## [Do this]
From the entries below, pull out each line where "площади" appears.

[Records from a data source]
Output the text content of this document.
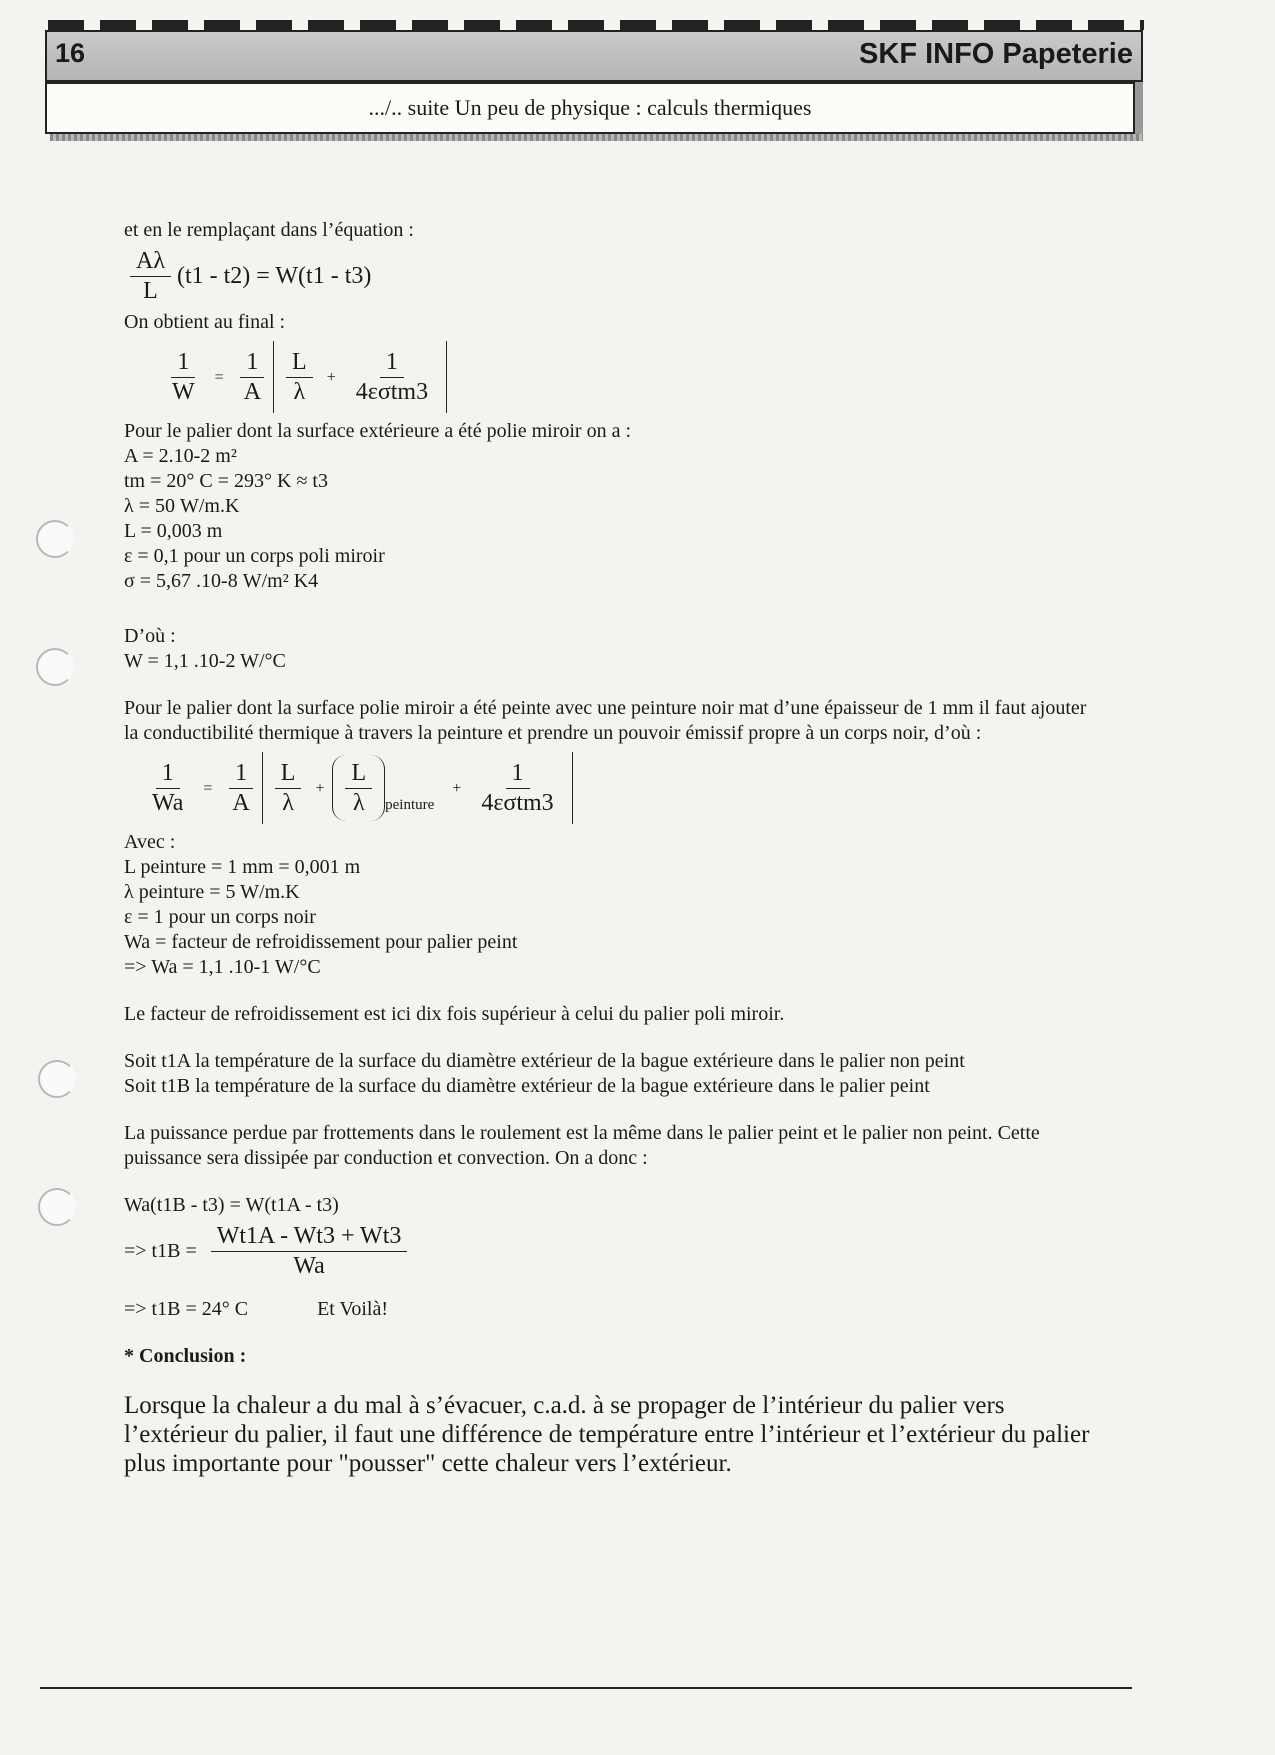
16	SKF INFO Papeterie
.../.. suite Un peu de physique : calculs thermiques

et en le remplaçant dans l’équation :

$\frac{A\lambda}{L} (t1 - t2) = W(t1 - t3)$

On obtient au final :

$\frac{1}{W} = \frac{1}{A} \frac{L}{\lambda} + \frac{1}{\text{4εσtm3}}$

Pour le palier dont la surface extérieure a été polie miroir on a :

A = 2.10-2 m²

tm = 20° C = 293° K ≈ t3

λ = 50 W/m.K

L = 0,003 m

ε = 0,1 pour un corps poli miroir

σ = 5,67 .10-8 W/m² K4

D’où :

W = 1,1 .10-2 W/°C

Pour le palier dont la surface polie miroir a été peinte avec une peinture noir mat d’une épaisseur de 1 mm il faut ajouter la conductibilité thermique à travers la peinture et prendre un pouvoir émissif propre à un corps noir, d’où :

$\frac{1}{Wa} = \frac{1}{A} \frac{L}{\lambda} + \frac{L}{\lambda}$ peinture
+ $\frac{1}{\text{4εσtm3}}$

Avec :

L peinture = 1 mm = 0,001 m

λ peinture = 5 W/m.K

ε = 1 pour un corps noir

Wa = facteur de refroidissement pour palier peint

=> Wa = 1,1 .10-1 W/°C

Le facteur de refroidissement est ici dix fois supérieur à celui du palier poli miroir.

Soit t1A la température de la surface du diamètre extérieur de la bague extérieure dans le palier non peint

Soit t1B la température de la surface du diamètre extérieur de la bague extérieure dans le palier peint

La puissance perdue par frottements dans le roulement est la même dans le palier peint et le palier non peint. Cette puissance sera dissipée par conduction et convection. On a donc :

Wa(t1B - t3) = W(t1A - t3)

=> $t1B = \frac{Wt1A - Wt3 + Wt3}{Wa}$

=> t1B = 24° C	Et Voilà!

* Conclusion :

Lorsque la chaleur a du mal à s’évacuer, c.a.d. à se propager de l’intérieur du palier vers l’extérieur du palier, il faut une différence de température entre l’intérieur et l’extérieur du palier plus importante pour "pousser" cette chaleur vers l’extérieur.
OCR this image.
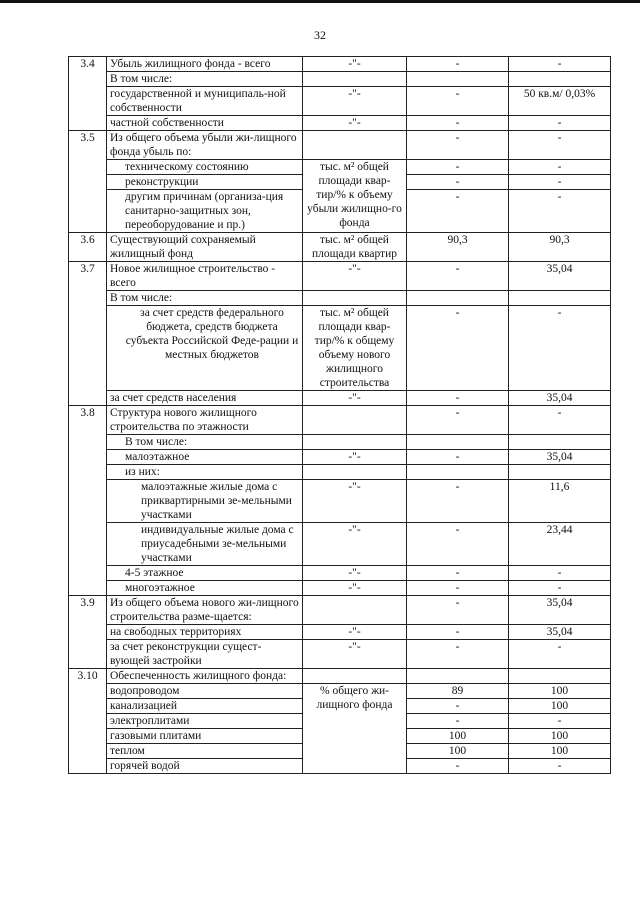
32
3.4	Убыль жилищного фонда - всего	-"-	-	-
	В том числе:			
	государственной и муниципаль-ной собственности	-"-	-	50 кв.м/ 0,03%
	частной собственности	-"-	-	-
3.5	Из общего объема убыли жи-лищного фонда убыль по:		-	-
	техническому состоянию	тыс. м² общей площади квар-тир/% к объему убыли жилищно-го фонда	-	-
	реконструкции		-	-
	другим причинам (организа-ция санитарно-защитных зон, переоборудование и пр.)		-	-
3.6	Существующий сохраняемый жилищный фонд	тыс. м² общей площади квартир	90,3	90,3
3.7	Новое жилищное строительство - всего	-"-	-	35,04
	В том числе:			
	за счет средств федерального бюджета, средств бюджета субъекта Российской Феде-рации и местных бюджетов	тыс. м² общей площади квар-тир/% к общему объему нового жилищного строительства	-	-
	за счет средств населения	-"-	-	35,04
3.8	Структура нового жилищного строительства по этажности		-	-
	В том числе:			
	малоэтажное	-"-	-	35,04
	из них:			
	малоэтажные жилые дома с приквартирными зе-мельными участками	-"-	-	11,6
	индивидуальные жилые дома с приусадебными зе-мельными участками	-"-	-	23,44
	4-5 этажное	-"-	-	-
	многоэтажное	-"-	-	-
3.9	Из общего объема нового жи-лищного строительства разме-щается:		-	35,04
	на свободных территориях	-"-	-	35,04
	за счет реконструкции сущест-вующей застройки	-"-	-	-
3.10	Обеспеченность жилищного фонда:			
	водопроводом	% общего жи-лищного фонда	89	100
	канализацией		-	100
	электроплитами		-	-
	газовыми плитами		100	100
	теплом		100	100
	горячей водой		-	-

## [Finished answer]
	техническому состоянию	тыс. м² общей площади квар-тир/% к объему убыли жилищно-го фонда	-	-
3.6	Существующий сохраняемый жилищный фонд	тыс. м² общей площади квартир	90,3	90,3
	за счет средств федерального бюджета, средств бюджета субъекта Российской Феде-рации и местных бюджетов	тыс. м² общей площади квар-тир/% к общему объему нового жилищного строительства	-	-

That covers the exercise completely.